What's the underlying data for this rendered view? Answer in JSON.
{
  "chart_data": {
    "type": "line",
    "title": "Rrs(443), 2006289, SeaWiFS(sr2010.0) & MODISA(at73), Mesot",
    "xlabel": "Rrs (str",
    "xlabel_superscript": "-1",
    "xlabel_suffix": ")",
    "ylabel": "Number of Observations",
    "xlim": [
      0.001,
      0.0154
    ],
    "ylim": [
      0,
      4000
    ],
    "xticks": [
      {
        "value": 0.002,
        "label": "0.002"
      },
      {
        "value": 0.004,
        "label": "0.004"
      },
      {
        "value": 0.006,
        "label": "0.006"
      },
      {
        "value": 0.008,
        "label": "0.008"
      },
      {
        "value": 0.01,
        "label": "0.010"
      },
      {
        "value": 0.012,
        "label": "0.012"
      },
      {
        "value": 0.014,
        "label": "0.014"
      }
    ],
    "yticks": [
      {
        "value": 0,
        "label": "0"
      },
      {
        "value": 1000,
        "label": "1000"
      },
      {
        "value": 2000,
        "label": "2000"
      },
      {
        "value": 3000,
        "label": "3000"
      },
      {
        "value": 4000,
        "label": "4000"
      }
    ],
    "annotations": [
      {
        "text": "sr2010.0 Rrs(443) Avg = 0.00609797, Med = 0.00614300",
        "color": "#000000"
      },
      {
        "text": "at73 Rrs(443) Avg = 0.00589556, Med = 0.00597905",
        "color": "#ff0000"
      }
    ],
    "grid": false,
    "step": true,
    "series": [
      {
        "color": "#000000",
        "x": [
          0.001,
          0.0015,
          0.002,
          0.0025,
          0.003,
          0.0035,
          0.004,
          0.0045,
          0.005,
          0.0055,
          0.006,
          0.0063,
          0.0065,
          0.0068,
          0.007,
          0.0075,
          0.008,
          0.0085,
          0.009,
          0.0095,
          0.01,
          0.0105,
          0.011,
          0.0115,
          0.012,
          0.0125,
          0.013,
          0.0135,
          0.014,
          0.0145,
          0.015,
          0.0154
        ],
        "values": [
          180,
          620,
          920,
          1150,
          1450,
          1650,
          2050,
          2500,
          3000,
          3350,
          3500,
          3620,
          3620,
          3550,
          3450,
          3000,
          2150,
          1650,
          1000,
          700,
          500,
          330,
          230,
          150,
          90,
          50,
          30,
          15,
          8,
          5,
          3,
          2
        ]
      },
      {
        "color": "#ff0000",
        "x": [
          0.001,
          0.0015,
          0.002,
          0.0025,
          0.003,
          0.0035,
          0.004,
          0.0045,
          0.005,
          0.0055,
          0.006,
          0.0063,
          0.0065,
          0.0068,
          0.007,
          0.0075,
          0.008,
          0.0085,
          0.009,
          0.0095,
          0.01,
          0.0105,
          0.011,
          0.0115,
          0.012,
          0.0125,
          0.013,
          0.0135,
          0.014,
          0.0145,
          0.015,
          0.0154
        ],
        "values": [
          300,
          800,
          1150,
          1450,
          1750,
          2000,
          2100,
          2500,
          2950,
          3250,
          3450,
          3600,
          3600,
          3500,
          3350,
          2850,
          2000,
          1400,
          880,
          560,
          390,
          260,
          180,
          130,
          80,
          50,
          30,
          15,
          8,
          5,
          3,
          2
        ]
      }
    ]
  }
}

**INSTRUCTIONS FOR THE TASK:** Report how many lines in the records above contain the word "text", giving only the number.

**FINISHED TASK:** 2